[Stored records]
--- begin ---
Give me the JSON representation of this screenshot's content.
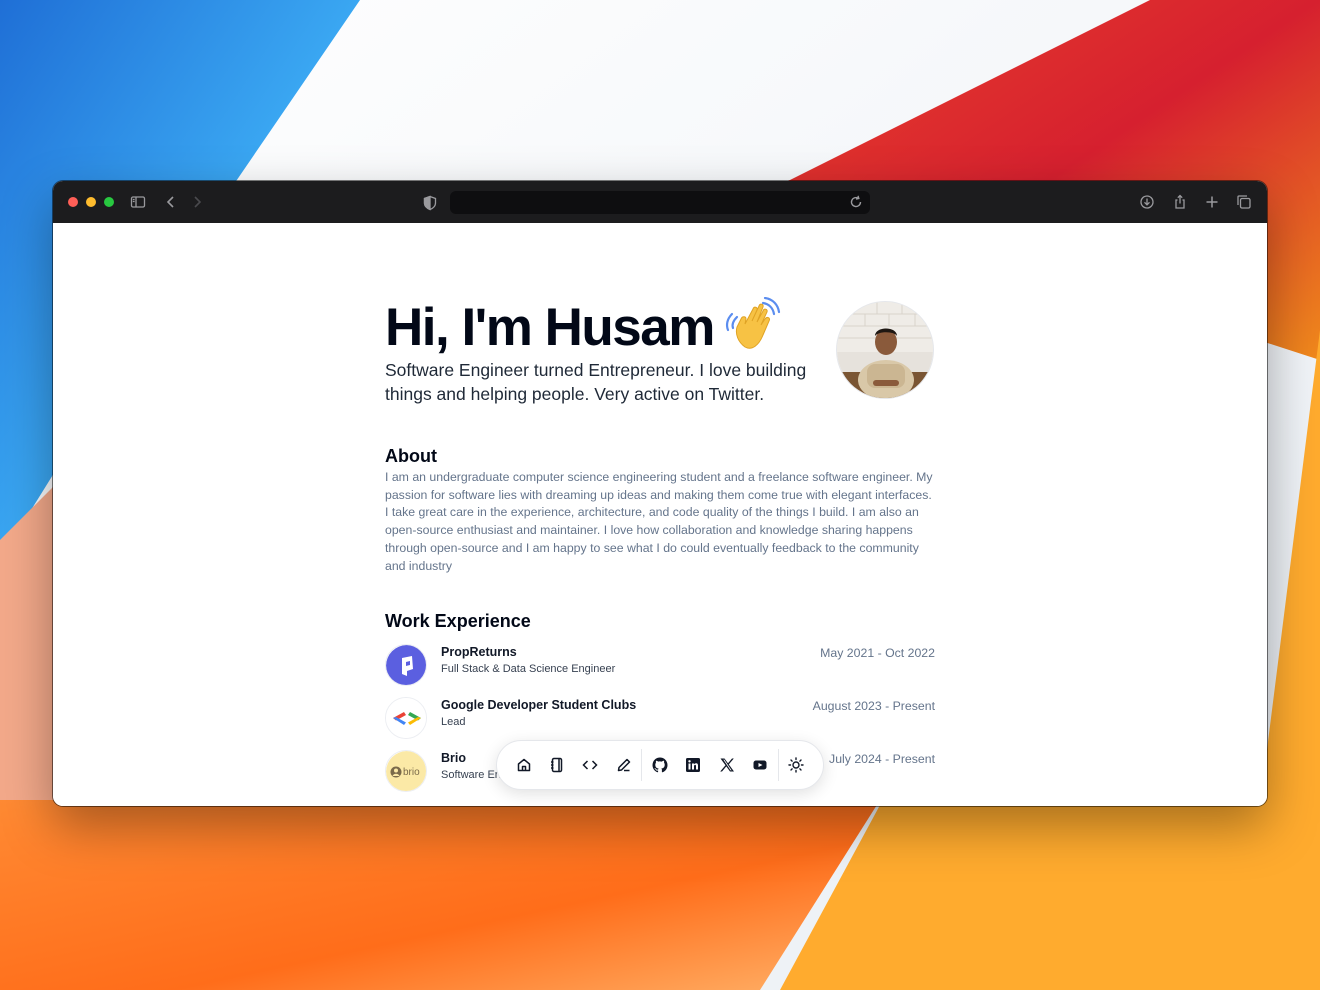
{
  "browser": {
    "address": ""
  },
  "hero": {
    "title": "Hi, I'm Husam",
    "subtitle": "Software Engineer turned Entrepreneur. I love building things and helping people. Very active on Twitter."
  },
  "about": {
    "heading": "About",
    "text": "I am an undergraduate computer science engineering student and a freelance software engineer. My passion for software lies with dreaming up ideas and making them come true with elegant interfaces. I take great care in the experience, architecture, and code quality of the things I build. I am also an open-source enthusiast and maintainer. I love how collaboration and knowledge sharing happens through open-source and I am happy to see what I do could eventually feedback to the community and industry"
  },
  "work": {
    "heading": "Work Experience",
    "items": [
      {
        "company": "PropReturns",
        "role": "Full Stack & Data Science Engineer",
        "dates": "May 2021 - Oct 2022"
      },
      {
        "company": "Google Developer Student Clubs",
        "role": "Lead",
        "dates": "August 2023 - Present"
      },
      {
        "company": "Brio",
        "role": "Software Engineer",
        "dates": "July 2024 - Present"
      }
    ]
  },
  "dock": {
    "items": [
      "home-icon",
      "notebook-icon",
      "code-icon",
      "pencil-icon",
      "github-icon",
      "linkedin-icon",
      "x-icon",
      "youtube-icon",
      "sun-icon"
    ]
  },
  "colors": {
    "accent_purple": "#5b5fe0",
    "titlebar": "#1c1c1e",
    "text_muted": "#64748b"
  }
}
--- end ---
--- begin ---
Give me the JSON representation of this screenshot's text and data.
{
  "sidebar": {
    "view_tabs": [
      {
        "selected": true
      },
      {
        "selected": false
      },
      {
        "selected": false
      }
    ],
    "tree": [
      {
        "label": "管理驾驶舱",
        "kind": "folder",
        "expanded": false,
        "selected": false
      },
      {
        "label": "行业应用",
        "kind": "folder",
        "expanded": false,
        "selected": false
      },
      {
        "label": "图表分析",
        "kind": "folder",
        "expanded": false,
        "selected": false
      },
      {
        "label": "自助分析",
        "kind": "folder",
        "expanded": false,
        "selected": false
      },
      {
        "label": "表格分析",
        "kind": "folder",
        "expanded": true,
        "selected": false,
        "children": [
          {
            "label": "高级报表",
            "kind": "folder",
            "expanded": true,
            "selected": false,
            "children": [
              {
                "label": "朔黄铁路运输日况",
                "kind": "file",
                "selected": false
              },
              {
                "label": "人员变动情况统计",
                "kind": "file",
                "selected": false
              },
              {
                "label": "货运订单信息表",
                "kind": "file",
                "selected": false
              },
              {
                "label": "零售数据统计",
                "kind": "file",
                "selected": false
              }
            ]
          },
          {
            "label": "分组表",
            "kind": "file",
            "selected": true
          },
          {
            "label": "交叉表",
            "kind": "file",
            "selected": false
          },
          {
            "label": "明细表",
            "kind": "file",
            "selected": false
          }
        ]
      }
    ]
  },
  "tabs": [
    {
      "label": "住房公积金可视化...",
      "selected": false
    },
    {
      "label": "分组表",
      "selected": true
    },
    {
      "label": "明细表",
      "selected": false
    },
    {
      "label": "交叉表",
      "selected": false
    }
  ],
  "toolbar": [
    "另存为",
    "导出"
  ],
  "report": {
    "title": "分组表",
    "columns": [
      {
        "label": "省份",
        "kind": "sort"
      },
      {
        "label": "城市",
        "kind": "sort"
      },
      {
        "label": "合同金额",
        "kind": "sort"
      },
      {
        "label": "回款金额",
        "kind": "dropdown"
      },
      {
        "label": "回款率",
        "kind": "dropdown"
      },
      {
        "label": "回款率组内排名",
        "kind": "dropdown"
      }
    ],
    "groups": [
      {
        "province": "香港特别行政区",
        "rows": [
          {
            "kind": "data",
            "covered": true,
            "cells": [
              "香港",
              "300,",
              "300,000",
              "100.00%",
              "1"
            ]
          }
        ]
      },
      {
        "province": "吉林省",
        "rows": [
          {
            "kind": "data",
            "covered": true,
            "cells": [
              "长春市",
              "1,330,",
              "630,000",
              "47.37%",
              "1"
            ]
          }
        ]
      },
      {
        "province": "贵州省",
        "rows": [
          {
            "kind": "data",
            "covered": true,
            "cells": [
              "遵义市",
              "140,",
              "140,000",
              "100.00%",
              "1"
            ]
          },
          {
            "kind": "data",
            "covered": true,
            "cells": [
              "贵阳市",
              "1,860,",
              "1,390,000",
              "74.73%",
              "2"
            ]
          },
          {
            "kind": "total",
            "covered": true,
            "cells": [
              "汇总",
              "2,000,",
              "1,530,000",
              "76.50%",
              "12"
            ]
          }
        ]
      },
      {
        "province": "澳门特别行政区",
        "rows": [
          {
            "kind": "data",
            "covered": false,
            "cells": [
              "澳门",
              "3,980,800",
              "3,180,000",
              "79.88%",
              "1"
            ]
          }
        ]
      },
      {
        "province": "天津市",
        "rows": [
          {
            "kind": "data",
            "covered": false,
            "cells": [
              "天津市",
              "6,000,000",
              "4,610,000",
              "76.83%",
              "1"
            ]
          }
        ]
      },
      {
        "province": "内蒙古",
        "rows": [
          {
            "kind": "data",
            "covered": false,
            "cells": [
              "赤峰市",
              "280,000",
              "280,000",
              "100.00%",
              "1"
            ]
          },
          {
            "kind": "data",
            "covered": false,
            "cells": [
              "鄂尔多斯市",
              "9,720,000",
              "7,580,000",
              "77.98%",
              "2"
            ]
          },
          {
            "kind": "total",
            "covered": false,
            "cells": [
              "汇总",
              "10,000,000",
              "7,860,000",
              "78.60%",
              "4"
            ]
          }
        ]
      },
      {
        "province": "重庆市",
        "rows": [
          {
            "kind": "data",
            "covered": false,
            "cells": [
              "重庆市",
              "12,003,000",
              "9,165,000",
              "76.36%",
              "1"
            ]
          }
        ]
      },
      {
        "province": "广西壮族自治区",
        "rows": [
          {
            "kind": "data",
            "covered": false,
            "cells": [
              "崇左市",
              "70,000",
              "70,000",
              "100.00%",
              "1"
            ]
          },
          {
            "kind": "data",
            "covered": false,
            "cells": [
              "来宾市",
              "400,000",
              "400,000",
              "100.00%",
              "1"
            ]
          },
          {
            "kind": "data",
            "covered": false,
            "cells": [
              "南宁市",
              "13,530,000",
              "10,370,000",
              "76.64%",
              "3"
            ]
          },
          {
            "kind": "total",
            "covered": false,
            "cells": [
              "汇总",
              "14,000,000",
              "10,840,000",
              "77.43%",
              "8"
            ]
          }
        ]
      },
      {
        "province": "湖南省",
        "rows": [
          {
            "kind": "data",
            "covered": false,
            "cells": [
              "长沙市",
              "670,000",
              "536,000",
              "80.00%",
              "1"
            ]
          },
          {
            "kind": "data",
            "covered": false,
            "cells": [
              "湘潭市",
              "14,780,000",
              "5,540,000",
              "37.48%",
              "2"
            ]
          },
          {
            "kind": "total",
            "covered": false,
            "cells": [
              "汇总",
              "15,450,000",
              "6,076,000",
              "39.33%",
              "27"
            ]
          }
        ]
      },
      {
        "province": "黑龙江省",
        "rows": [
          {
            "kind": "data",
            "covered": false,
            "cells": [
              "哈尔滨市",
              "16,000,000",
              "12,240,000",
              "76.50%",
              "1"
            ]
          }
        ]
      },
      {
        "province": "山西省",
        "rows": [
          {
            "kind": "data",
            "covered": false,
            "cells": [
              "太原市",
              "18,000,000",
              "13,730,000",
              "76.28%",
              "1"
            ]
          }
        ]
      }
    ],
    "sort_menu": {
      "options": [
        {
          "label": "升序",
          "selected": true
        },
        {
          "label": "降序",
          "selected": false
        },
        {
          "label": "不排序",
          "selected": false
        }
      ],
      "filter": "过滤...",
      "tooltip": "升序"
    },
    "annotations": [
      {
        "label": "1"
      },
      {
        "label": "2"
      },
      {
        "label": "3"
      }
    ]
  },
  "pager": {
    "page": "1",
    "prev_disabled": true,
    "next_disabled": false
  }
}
--- end ---
* Work to be completed:
Search the records for the string "Give" and return every line in which it occurs.

* Task response:
Give me the JSON representation of this screenshot's content.
Give me the JSON representation of this screenshot's text and data.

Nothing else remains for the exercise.